-- WRITTEN TASK --
Could you transcribe the material below exactly, without leaving out a single line?

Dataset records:
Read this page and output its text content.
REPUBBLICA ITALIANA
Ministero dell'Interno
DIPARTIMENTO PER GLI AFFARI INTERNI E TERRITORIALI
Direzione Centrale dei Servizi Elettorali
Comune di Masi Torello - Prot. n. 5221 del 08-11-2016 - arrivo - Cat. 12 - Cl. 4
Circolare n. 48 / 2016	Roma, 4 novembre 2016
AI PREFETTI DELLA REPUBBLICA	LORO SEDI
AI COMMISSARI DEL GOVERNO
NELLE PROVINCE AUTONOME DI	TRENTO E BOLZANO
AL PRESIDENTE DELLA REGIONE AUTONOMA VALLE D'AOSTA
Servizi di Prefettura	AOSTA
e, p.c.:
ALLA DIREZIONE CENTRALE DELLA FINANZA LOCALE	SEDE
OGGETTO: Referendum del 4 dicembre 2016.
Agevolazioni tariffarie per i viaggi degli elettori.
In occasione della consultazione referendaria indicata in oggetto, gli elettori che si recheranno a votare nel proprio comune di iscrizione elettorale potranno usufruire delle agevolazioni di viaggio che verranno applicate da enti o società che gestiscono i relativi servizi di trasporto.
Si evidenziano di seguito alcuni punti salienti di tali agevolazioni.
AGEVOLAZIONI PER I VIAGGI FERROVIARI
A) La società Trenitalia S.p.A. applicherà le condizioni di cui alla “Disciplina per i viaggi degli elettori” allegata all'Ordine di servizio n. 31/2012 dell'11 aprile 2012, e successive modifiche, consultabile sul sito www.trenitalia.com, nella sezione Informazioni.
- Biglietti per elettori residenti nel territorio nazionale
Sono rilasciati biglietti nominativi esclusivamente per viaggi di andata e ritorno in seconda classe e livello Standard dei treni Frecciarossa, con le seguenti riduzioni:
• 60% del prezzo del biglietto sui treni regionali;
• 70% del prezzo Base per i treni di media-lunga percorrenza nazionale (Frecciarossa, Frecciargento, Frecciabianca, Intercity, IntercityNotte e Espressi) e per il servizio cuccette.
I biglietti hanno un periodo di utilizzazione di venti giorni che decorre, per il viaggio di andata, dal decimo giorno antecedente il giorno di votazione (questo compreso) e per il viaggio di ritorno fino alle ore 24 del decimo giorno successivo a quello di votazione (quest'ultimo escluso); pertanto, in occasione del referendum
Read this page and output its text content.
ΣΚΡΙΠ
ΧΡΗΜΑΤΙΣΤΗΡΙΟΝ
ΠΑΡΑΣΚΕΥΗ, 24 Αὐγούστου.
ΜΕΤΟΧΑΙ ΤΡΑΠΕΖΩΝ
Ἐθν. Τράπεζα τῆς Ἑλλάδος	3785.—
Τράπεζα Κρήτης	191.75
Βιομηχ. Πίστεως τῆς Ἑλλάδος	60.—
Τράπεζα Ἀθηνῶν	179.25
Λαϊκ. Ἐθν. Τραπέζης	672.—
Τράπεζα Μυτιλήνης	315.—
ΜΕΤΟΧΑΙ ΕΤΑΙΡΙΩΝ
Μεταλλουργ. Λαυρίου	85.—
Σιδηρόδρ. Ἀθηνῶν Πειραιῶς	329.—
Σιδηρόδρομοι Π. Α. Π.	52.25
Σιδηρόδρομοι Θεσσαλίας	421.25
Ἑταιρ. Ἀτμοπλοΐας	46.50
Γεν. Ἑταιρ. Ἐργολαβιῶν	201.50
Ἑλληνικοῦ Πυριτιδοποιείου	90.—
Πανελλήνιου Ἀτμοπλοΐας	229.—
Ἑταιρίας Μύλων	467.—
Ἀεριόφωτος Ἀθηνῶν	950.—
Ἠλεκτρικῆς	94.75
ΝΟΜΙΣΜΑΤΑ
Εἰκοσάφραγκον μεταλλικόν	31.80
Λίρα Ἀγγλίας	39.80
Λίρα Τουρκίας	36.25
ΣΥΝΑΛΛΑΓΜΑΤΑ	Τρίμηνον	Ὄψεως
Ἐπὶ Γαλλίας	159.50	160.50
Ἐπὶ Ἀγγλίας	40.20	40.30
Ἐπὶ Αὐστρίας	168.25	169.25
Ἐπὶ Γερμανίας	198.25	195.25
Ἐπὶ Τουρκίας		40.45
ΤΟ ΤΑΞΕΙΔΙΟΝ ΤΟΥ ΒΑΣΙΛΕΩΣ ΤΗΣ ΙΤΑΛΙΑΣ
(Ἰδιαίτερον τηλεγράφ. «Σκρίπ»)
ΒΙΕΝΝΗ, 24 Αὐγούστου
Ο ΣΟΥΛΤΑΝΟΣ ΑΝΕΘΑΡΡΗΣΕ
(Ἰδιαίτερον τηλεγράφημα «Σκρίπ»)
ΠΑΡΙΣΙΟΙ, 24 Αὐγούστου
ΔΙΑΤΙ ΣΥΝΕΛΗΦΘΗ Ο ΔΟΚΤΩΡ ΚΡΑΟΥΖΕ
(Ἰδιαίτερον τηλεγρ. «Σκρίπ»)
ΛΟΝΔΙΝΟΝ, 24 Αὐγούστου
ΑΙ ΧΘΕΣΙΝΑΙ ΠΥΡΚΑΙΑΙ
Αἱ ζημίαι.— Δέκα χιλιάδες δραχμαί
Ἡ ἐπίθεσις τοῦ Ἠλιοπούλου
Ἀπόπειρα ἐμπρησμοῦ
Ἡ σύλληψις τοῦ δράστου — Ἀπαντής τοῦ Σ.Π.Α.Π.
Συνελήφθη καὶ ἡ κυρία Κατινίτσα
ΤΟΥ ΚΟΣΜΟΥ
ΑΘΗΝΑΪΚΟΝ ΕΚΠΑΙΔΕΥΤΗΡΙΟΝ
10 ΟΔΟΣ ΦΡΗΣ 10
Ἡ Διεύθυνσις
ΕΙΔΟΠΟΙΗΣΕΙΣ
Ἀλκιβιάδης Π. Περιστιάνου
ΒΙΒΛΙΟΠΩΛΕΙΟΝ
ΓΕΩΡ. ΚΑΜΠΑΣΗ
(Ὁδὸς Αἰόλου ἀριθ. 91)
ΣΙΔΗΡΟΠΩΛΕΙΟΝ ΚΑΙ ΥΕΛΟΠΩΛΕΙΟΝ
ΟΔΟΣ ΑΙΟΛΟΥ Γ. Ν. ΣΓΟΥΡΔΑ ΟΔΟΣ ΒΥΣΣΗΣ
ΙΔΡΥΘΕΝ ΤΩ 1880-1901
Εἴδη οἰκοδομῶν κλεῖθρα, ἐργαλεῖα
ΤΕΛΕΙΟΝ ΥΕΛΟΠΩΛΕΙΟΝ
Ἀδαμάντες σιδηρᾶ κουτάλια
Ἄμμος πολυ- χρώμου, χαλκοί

-- SOLUTION TO THE PROBLEM --
Read this page and output its text content.
REPUBBLICA ITALIANA
Ministero dell'Interno
DIPARTIMENTO PER GLI AFFARI INTERNI E TERRITORIALI
Direzione Centrale dei Servizi Elettorali
Comune di Masi Torello - Prot. n. 5221 del 08-11-2016 - arrivo - Cat. 12 - Cl. 4
Circolare n. 48 / 2016	Roma, 4 novembre 2016
AI PREFETTI DELLA REPUBBLICA	LORO SEDI
AI COMMISSARI DEL GOVERNO
NELLE PROVINCE AUTONOME DI	TRENTO E BOLZANO
AL PRESIDENTE DELLA REGIONE AUTONOMA VALLE D'AOSTA
Servizi di Prefettura	AOSTA
e, p.c.:
ALLA DIREZIONE CENTRALE DELLA FINANZA LOCALE	SEDE
OGGETTO: Referendum del 4 dicembre 2016.
Agevolazioni tariffarie per i viaggi degli elettori.
In occasione della consultazione referendaria indicata in oggetto, gli elettori che si recheranno a votare nel proprio comune di iscrizione elettorale potranno usufruire delle agevolazioni di viaggio che verranno applicate da enti o società che gestiscono i relativi servizi di trasporto.
Si evidenziano di seguito alcuni punti salienti di tali agevolazioni.
AGEVOLAZIONI PER I VIAGGI FERROVIARI
A) La società Trenitalia S.p.A. applicherà le condizioni di cui alla “Disciplina per i viaggi degli elettori” allegata all'Ordine di servizio n. 31/2012 dell'11 aprile 2012, e successive modifiche, consultabile sul sito www.trenitalia.com, nella sezione Informazioni.
- Biglietti per elettori residenti nel territorio nazionale
Sono rilasciati biglietti nominativi esclusivamente per viaggi di andata e ritorno in seconda classe e livello Standard dei treni Frecciarossa, con le seguenti riduzioni:
• 60% del prezzo del biglietto sui treni regionali;
• 70% del prezzo Base per i treni di media-lunga percorrenza nazionale (Frecciarossa, Frecciargento, Frecciabianca, Intercity, IntercityNotte e Espressi) e per il servizio cuccette.
I biglietti hanno un periodo di utilizzazione di venti giorni che decorre, per il viaggio di andata, dal decimo giorno antecedente il giorno di votazione (questo compreso) e per il viaggio di ritorno fino alle ore 24 del decimo giorno successivo a quello di votazione (quest'ultimo escluso); pertanto, in occasione del referendum
Read this page and output its text content.
ΣΚΡΙΠ
ΧΡΗΜΑΤΙΣΤΗΡΙΟΝ
ΠΑΡΑΣΚΕΥΗ, 24 Αὐγούστου.
ΜΕΤΟΧΑΙ ΤΡΑΠΕΖΩΝ
Ἐθν. Τράπεζα τῆς Ἑλλάδος	3785.—
Τράπεζα Κρήτης	191.75
Βιομηχ. Πίστεως τῆς Ἑλλάδος	60.—
Τράπεζα Ἀθηνῶν	179.25
Λαϊκ. Ἐθν. Τραπέζης	672.—
Τράπεζα Μυτιλήνης	315.—
ΜΕΤΟΧΑΙ ΕΤΑΙΡΙΩΝ
Μεταλλουργ. Λαυρίου	85.—
Σιδηρόδρ. Ἀθηνῶν Πειραιῶς	329.—
Σιδηρόδρομοι Π. Α. Π.	52.25
Σιδηρόδρομοι Θεσσαλίας	421.25
Ἑταιρ. Ἀτμοπλοΐας	46.50
Γεν. Ἑταιρ. Ἐργολαβιῶν	201.50
Ἑλληνικοῦ Πυριτιδοποιείου	90.—
Πανελλήνιου Ἀτμοπλοΐας	229.—
Ἑταιρίας Μύλων	467.—
Ἀεριόφωτος Ἀθηνῶν	950.—
Ἠλεκτρικῆς	94.75
ΝΟΜΙΣΜΑΤΑ
Εἰκοσάφραγκον μεταλλικόν	31.80
Λίρα Ἀγγλίας	39.80
Λίρα Τουρκίας	36.25
ΣΥΝΑΛΛΑΓΜΑΤΑ	Τρίμηνον	Ὄψεως
Ἐπὶ Γαλλίας	159.50	160.50
Ἐπὶ Ἀγγλίας	40.20	40.30
Ἐπὶ Αὐστρίας	168.25	169.25
Ἐπὶ Γερμανίας	198.25	195.25
Ἐπὶ Τουρκίας		40.45
ΤΟ ΤΑΞΕΙΔΙΟΝ ΤΟΥ ΒΑΣΙΛΕΩΣ ΤΗΣ ΙΤΑΛΙΑΣ
(Ἰδιαίτερον τηλεγράφ. «Σκρίπ»)
ΒΙΕΝΝΗ, 24 Αὐγούστου
Ο ΣΟΥΛΤΑΝΟΣ ΑΝΕΘΑΡΡΗΣΕ
(Ἰδιαίτερον τηλεγράφημα «Σκρίπ»)
ΠΑΡΙΣΙΟΙ, 24 Αὐγούστου
ΔΙΑΤΙ ΣΥΝΕΛΗΦΘΗ Ο ΔΟΚΤΩΡ ΚΡΑΟΥΖΕ
(Ἰδιαίτερον τηλεγρ. «Σκρίπ»)
ΛΟΝΔΙΝΟΝ, 24 Αὐγούστου
ΑΙ ΧΘΕΣΙΝΑΙ ΠΥΡΚΑΙΑΙ
Αἱ ζημίαι.— Δέκα χιλιάδες δραχμαί
Ἡ ἐπίθεσις τοῦ Ἠλιοπούλου
Ἀπόπειρα ἐμπρησμοῦ
Ἡ σύλληψις τοῦ δράστου — Ἀπαντής τοῦ Σ.Π.Α.Π.
Συνελήφθη καὶ ἡ κυρία Κατινίτσα
ΤΟΥ ΚΟΣΜΟΥ
ΑΘΗΝΑΪΚΟΝ ΕΚΠΑΙΔΕΥΤΗΡΙΟΝ
10 ΟΔΟΣ ΦΡΗΣ 10
Ἡ Διεύθυνσις
ΕΙΔΟΠΟΙΗΣΕΙΣ
Ἀλκιβιάδης Π. Περιστιάνου
ΒΙΒΛΙΟΠΩΛΕΙΟΝ
ΓΕΩΡ. ΚΑΜΠΑΣΗ
(Ὁδὸς Αἰόλου ἀριθ. 91)
ΣΙΔΗΡΟΠΩΛΕΙΟΝ ΚΑΙ ΥΕΛΟΠΩΛΕΙΟΝ
ΟΔΟΣ ΑΙΟΛΟΥ Γ. Ν. ΣΓΟΥΡΔΑ ΟΔΟΣ ΒΥΣΣΗΣ
ΙΔΡΥΘΕΝ ΤΩ 1880-1901
Εἴδη οἰκοδομῶν κλεῖθρα, ἐργαλεῖα
ΤΕΛΕΙΟΝ ΥΕΛΟΠΩΛΕΙΟΝ
Ἀδαμάντες σιδηρᾶ κουτάλια
Ἄμμος πολυ- χρώμου, χαλκοί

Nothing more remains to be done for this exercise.